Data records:
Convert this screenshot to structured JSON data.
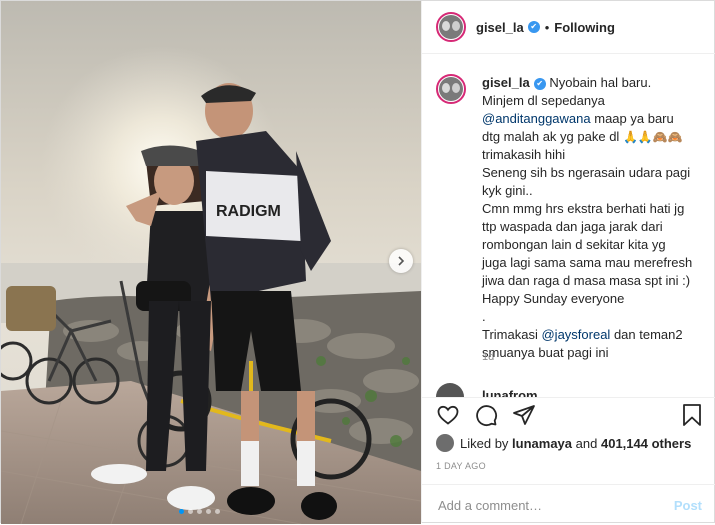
{
  "post": {
    "username": "gisel_la",
    "verified_badge": "✔",
    "follow_status": "Following",
    "separator": "•",
    "caption_lines": [
      "Nyobain hal baru.",
      "Minjem dl sepedanya",
      "@anditanggawana",
      "maap ya baru",
      "dtg malah ak yg pake dl",
      "🙏🙏🙈🙈",
      "trimakasih hihi",
      "Seneng sih bs ngerasain udara pagi",
      "kyk gini..",
      "Cmn mmg hrs ekstra berhati hati jg",
      "ttp waspada dan jaga jarak dari",
      "rombongan lain d sekitar kita yg",
      "juga lagi sama sama mau merefresh",
      "jiwa dan raga d masa masa spt ini :)",
      "Happy Sunday everyone",
      ".",
      "Trimakasi",
      "@jaysforeal",
      "dan teman2",
      "smuanya buat pagi ini"
    ],
    "caption_time": "1d",
    "next_comment_user": "lunafrom...",
    "likes": {
      "prefix": "Liked by",
      "user": "lunamaya",
      "and": "and",
      "count": "401,144 others"
    },
    "date": "1 DAY AGO",
    "comment_placeholder": "Add a comment…",
    "post_label": "Post",
    "photo_dots": 5,
    "active_dot": 0
  },
  "icons": {
    "like": "heart-icon",
    "comment": "comment-icon",
    "share": "share-icon",
    "save": "bookmark-icon",
    "next": "chevron-right-icon",
    "more": "more-icon"
  },
  "colors": {
    "link": "#00376b",
    "verified": "#3897f0",
    "post_disabled": "#b2dffc",
    "muted": "#8e8e8e"
  }
}
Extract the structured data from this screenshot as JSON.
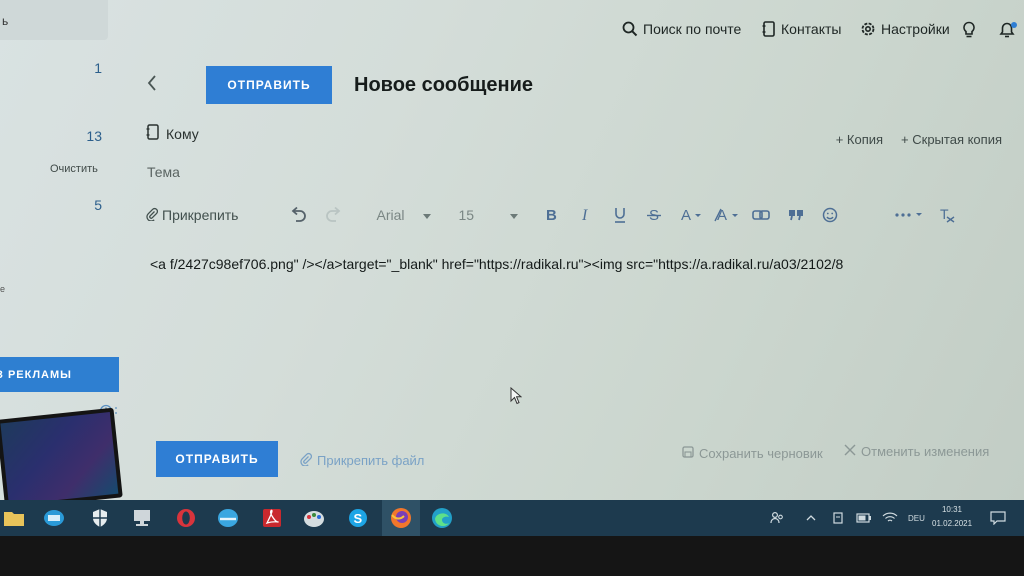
{
  "header": {
    "left_stub": "ь",
    "search_label": "Поиск по почте",
    "contacts_label": "Контакты",
    "settings_label": "Настройки"
  },
  "sidebar": {
    "counts": [
      "1",
      "13",
      "5"
    ],
    "clear_label": "Очистить",
    "edge_letter": "е",
    "ad_button_label": "З РЕКЛАМЫ"
  },
  "compose": {
    "title": "Новое сообщение",
    "send_label": "ОТПРАВИТЬ",
    "to_label": "Кому",
    "cc_label": "+ Копия",
    "bcc_label": "+ Скрытая копия",
    "subject_placeholder": "Тема",
    "body_text": "<a f/2427c98ef706.png\" /></a>target=\"_blank\" href=\"https://radikal.ru\"><img src=\"https://a.radikal.ru/a03/2102/8",
    "toolbar": {
      "attach_label": "Прикрепить",
      "font_family": "Arial",
      "font_size": "15"
    },
    "footer": {
      "send_label": "ОТПРАВИТЬ",
      "attach_file_label": "Прикрепить файл",
      "save_draft_label": "Сохранить черновик",
      "cancel_label": "Отменить изменения"
    }
  },
  "taskbar": {
    "language": "DEU",
    "time": "10:31",
    "date": "01.02.2021"
  },
  "colors": {
    "accent": "#2f7ed4",
    "taskbar": "#1d3a4e"
  }
}
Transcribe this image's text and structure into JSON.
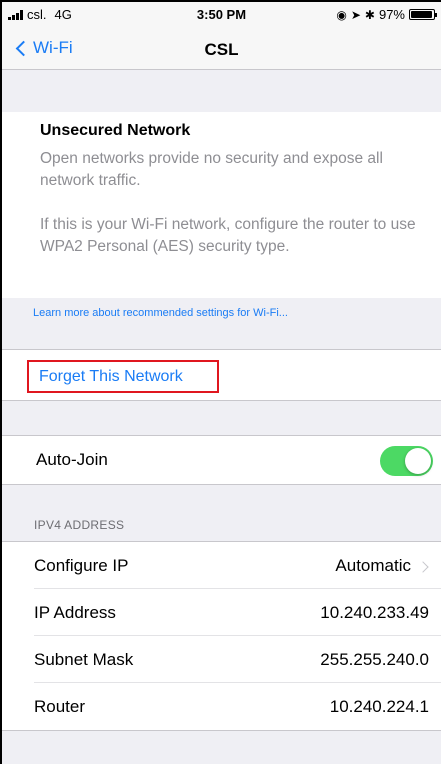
{
  "status_bar": {
    "carrier": "csl.",
    "network": "4G",
    "time": "3:50 PM",
    "battery": "97%",
    "battery_level": 0.97,
    "icons": [
      "signal-icon",
      "location-icon",
      "bluetooth-icon",
      "orientation-lock-icon",
      "battery-icon"
    ]
  },
  "nav": {
    "back_label": "Wi-Fi",
    "title": "CSL"
  },
  "info": {
    "title": "Unsecured Network",
    "paragraph1": "Open networks provide no security and expose all network traffic.",
    "paragraph2": "If this is your Wi-Fi network, configure the router to use WPA2 Personal (AES) security type.",
    "learn_more": "Learn more about recommended settings for Wi-Fi..."
  },
  "forget": {
    "label": "Forget This Network",
    "highlight_color": "#e0161f"
  },
  "auto_join": {
    "label": "Auto-Join",
    "enabled": true,
    "toggle_color": "#4cd964"
  },
  "ipv4": {
    "header": "IPV4 ADDRESS",
    "configure_label": "Configure IP",
    "configure_value": "Automatic",
    "ip_label": "IP Address",
    "ip_value": "10.240.233.49",
    "subnet_label": "Subnet Mask",
    "subnet_value": "255.255.240.0",
    "router_label": "Router",
    "router_value": "10.240.224.1"
  },
  "colors": {
    "accent": "#1a7cf5",
    "background": "#efeff4"
  }
}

## Task requirements
Look through the listing above. Pick out each line with "screenshot" and copy it.

## Output below
Convert this screenshot to structured JSON data.
Extract the structured data from this screenshot as JSON.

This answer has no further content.